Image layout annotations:
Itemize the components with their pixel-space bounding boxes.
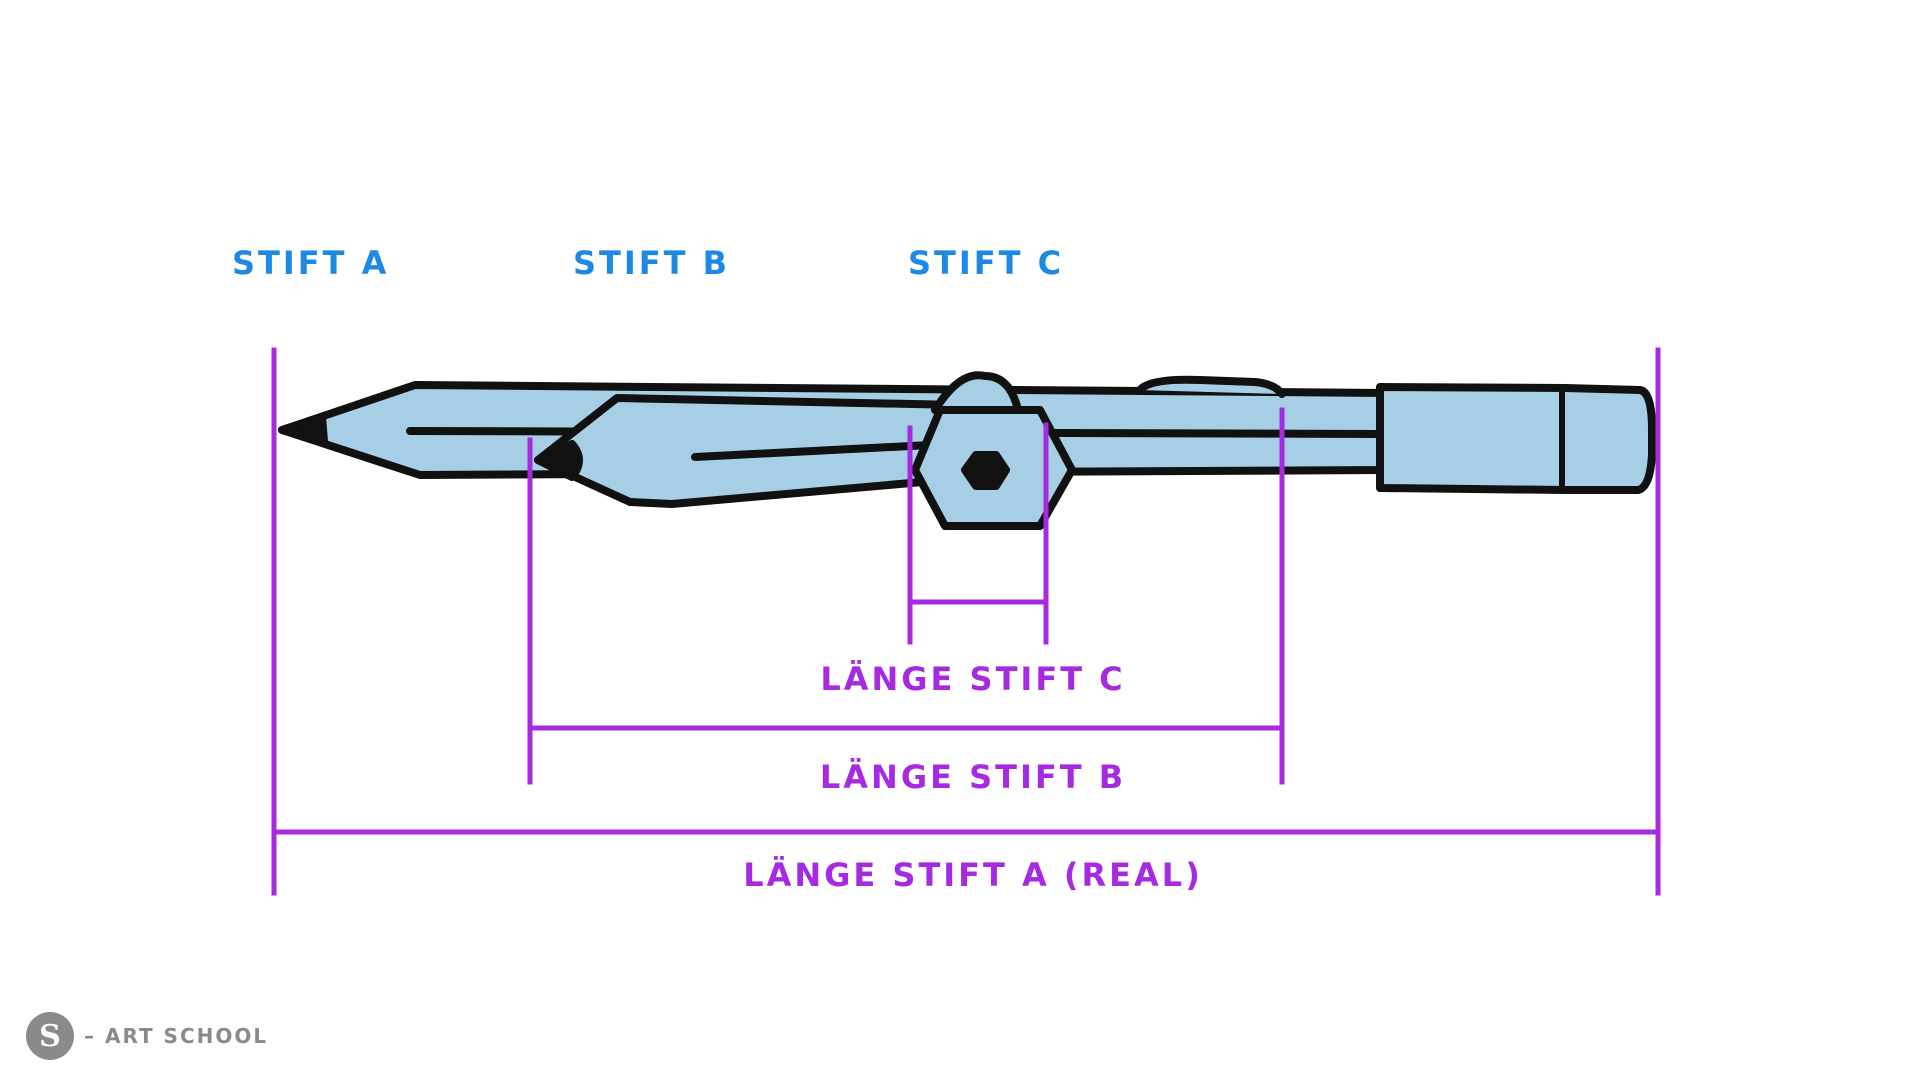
label-length-c: LÄNGE STIFT C: [820, 660, 1126, 698]
label-length-a: LÄNGE STIFT A (REAL): [743, 856, 1203, 894]
label-pencil-c: STIFT C: [908, 244, 1065, 282]
label-pencil-b: STIFT B: [573, 244, 730, 282]
brand-logo: S – ART SCHOOL: [24, 1010, 268, 1062]
logo-name: – ART SCHOOL: [84, 1024, 269, 1048]
label-length-b: LÄNGE STIFT B: [819, 758, 1127, 796]
pencil-b-drawing: [534, 394, 972, 508]
logo-mark-icon: S: [26, 1012, 74, 1060]
logo-letter: S: [39, 1019, 61, 1054]
pencil-c-drawing: [911, 371, 1076, 530]
label-pencil-a: STIFT A: [232, 244, 390, 282]
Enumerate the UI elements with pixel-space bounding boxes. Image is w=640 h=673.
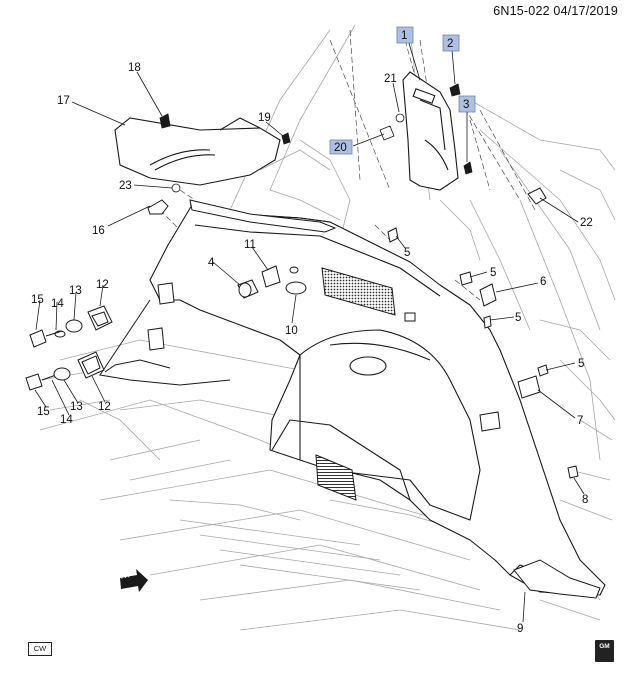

WHAT YOU HAVE TO DO: How many lines of the records contain the string "boxes"? Reply with the number alone.

ANSWER TO THIS PROBLEM: 2